#### GOAL OF THE EXERCISE:
Copy every line of the rows below verbatim.

#### INPUT MATERIAL:
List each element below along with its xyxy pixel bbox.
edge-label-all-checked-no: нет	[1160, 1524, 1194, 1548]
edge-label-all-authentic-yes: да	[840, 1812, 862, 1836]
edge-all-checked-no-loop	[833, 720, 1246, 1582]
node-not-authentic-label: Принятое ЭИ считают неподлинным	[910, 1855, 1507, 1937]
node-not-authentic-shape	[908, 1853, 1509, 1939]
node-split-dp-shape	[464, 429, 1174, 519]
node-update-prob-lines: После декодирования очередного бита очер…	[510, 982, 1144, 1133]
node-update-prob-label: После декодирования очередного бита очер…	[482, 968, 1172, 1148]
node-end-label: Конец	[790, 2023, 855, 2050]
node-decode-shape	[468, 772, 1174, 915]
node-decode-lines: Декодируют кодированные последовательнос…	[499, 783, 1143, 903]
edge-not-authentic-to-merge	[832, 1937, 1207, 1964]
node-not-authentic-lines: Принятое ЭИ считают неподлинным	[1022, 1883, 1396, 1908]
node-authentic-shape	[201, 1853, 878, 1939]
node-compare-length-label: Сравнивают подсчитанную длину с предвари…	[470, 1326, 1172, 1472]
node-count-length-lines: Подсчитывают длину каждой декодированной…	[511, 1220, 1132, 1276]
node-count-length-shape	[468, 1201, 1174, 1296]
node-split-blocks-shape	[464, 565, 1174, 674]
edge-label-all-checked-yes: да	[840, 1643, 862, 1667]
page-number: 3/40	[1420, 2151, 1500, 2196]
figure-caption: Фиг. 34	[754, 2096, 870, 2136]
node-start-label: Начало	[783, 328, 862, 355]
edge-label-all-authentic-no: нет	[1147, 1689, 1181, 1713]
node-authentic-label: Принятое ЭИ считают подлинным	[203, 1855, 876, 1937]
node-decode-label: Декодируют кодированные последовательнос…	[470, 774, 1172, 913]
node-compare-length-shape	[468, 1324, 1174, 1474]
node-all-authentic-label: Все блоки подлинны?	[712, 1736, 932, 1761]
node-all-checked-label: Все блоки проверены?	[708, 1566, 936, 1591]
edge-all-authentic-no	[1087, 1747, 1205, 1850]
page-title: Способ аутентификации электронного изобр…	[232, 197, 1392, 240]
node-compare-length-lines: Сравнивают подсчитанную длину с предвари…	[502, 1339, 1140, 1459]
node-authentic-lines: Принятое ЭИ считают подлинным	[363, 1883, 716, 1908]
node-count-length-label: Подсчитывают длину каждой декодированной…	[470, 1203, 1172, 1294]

#### RESPONSE TO THE TASK:
List each element below along with its xyxy pixel bbox.
edge-label-all-checked-no: нет	[1160, 1524, 1194, 1548]
edge-label-all-authentic-yes: да	[840, 1812, 862, 1836]
edge-all-checked-no-loop	[833, 720, 1246, 1582]
node-not-authentic-label: Принятое ЭИ считают неподлинным	[910, 1855, 1507, 1937]
node-not-authentic-shape	[908, 1853, 1509, 1939]
node-split-dp-shape	[464, 429, 1174, 519]
node-update-prob-lines: После декодирования очередного бита очер…	[510, 982, 1144, 1133]
node-update-prob-label: После декодирования очередного бита очер…	[482, 968, 1172, 1148]
node-end-label: Конец	[790, 2023, 855, 2050]
node-decode-shape	[468, 772, 1174, 915]
node-decode-lines: Декодируют кодированные последовательнос…	[499, 783, 1143, 903]
edge-not-authentic-to-merge	[832, 1937, 1207, 1964]
node-not-authentic-lines: Принятое ЭИ считают неподлинным	[1022, 1883, 1396, 1908]
node-authentic-shape	[201, 1853, 878, 1939]
node-compare-length-label: Сравнивают подсчитанную длину с предвари…	[470, 1326, 1172, 1472]
node-count-length-lines: Подсчитывают длину каждой декодированной…	[511, 1220, 1132, 1276]
node-count-length-shape	[468, 1201, 1174, 1296]
node-split-blocks-shape	[464, 565, 1174, 674]
edge-label-all-checked-yes: да	[840, 1643, 862, 1667]
page-number: 3/40	[1420, 2151, 1500, 2196]
figure-caption: Фиг. 34	[754, 2096, 870, 2136]
node-start-label: Начало	[783, 328, 862, 355]
edge-label-all-authentic-no: нет	[1147, 1689, 1181, 1713]
node-authentic-label: Принятое ЭИ считают подлинным	[203, 1855, 876, 1937]
node-decode-label: Декодируют кодированные последовательнос…	[470, 774, 1172, 913]
node-compare-length-shape	[468, 1324, 1174, 1474]
node-all-authentic-label: Все блоки подлинны?	[712, 1736, 932, 1761]
node-all-checked-label: Все блоки проверены?	[708, 1566, 936, 1591]
edge-all-authentic-no	[1087, 1747, 1205, 1850]
page-title: Способ аутентификации электронного изобр…	[232, 197, 1392, 240]
node-compare-length-lines: Сравнивают подсчитанную длину с предвари…	[502, 1339, 1140, 1459]
node-authentic-lines: Принятое ЭИ считают подлинным	[363, 1883, 716, 1908]
node-count-length-label: Подсчитывают длину каждой декодированной…	[470, 1203, 1172, 1294]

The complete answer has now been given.